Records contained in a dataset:
[start]

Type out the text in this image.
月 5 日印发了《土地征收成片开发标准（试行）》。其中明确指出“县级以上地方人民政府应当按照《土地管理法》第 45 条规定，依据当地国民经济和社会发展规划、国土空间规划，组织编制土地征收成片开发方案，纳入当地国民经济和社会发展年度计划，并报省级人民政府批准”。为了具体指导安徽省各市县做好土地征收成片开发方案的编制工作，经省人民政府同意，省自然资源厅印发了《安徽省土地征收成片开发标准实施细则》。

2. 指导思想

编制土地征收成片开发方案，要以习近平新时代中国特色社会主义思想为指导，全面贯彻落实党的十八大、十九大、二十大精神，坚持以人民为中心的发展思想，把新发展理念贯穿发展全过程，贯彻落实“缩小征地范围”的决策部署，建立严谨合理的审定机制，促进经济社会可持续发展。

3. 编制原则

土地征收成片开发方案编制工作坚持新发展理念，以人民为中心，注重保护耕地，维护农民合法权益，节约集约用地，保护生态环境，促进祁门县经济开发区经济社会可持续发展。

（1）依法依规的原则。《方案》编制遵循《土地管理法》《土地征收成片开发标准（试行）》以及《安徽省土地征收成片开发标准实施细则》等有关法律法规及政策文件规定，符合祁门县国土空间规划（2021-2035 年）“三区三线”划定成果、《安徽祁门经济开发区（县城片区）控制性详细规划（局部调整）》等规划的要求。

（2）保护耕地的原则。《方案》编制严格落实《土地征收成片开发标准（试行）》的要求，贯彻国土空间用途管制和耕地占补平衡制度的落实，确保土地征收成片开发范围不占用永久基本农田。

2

[end]

• [GIVEN REQUEST]
Please reproduce all of the entries exactly as they stand.

• [SOLVED EXERCISE]
Type out the text in this image.
月 5 日印发了《土地征收成片开发标准（试行）》。其中明确指出“县级以上地方人民政府应当按照《土地管理法》第 45 条规定，依据当地国民经济和社会发展规划、国土空间规划，组织编制土地征收成片开发方案，纳入当地国民经济和社会发展年度计划，并报省级人民政府批准”。为了具体指导安徽省各市县做好土地征收成片开发方案的编制工作，经省人民政府同意，省自然资源厅印发了《安徽省土地征收成片开发标准实施细则》。

2. 指导思想

编制土地征收成片开发方案，要以习近平新时代中国特色社会主义思想为指导，全面贯彻落实党的十八大、十九大、二十大精神，坚持以人民为中心的发展思想，把新发展理念贯穿发展全过程，贯彻落实“缩小征地范围”的决策部署，建立严谨合理的审定机制，促进经济社会可持续发展。

3. 编制原则

土地征收成片开发方案编制工作坚持新发展理念，以人民为中心，注重保护耕地，维护农民合法权益，节约集约用地，保护生态环境，促进祁门县经济开发区经济社会可持续发展。

（1）依法依规的原则。《方案》编制遵循《土地管理法》《土地征收成片开发标准（试行）》以及《安徽省土地征收成片开发标准实施细则》等有关法律法规及政策文件规定，符合祁门县国土空间规划（2021-2035 年）“三区三线”划定成果、《安徽祁门经济开发区（县城片区）控制性详细规划（局部调整）》等规划的要求。

（2）保护耕地的原则。《方案》编制严格落实《土地征收成片开发标准（试行）》的要求，贯彻国土空间用途管制和耕地占补平衡制度的落实，确保土地征收成片开发范围不占用永久基本农田。

2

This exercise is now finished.